» **Stated problem**: Copy all of the material exactly. Pictures are not to appear in the copy.

» **Recorded data**:

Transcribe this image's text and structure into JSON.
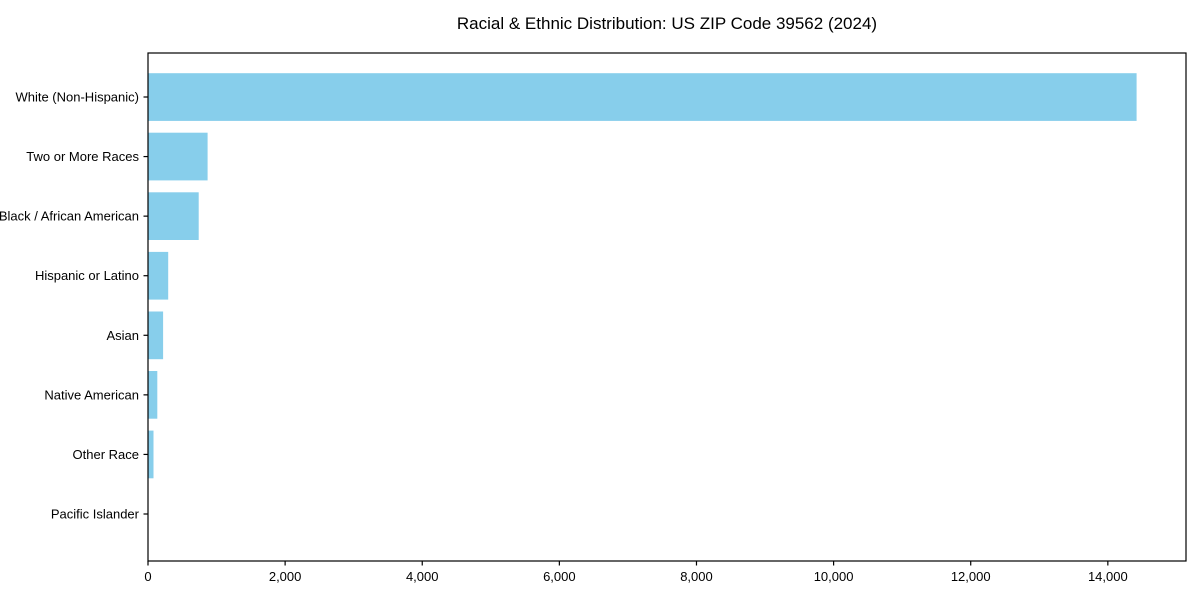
{
  "figure": {
    "background": "#ffffff"
  },
  "chart_data": {
    "type": "bar",
    "orientation": "horizontal",
    "title": "Racial & Ethnic Distribution: US ZIP Code 39562 (2024)",
    "categories": [
      "White (Non-Hispanic)",
      "Two or More Races",
      "Black / African American",
      "Hispanic or Latino",
      "Asian",
      "Native American",
      "Other Race",
      "Pacific Islander"
    ],
    "values": [
      14420,
      870,
      740,
      295,
      220,
      135,
      80,
      0
    ],
    "xlabel": "",
    "ylabel": "",
    "xlim": [
      0,
      15140
    ],
    "x_ticks": {
      "values": [
        0,
        2000,
        4000,
        6000,
        8000,
        10000,
        12000,
        14000
      ],
      "labels": [
        "0",
        "2,000",
        "4,000",
        "6,000",
        "8,000",
        "10,000",
        "12,000",
        "14,000"
      ]
    },
    "grid": false,
    "legend": "none",
    "bar_color": "#87CEEB",
    "frame_color": "#000000",
    "text_color": "#000000"
  }
}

» **Result of the exercise**:
Transcribe this image's text and structure into JSON.
{
  "figure": {
    "background": "#ffffff"
  },
  "chart_data": {
    "type": "bar",
    "orientation": "horizontal",
    "title": "Racial & Ethnic Distribution: US ZIP Code 39562 (2024)",
    "categories": [
      "White (Non-Hispanic)",
      "Two or More Races",
      "Black / African American",
      "Hispanic or Latino",
      "Asian",
      "Native American",
      "Other Race",
      "Pacific Islander"
    ],
    "values": [
      14420,
      870,
      740,
      295,
      220,
      135,
      80,
      0
    ],
    "xlabel": "",
    "ylabel": "",
    "xlim": [
      0,
      15140
    ],
    "x_ticks": {
      "values": [
        0,
        2000,
        4000,
        6000,
        8000,
        10000,
        12000,
        14000
      ],
      "labels": [
        "0",
        "2,000",
        "4,000",
        "6,000",
        "8,000",
        "10,000",
        "12,000",
        "14,000"
      ]
    },
    "grid": false,
    "legend": "none",
    "bar_color": "#87CEEB",
    "frame_color": "#000000",
    "text_color": "#000000"
  }
}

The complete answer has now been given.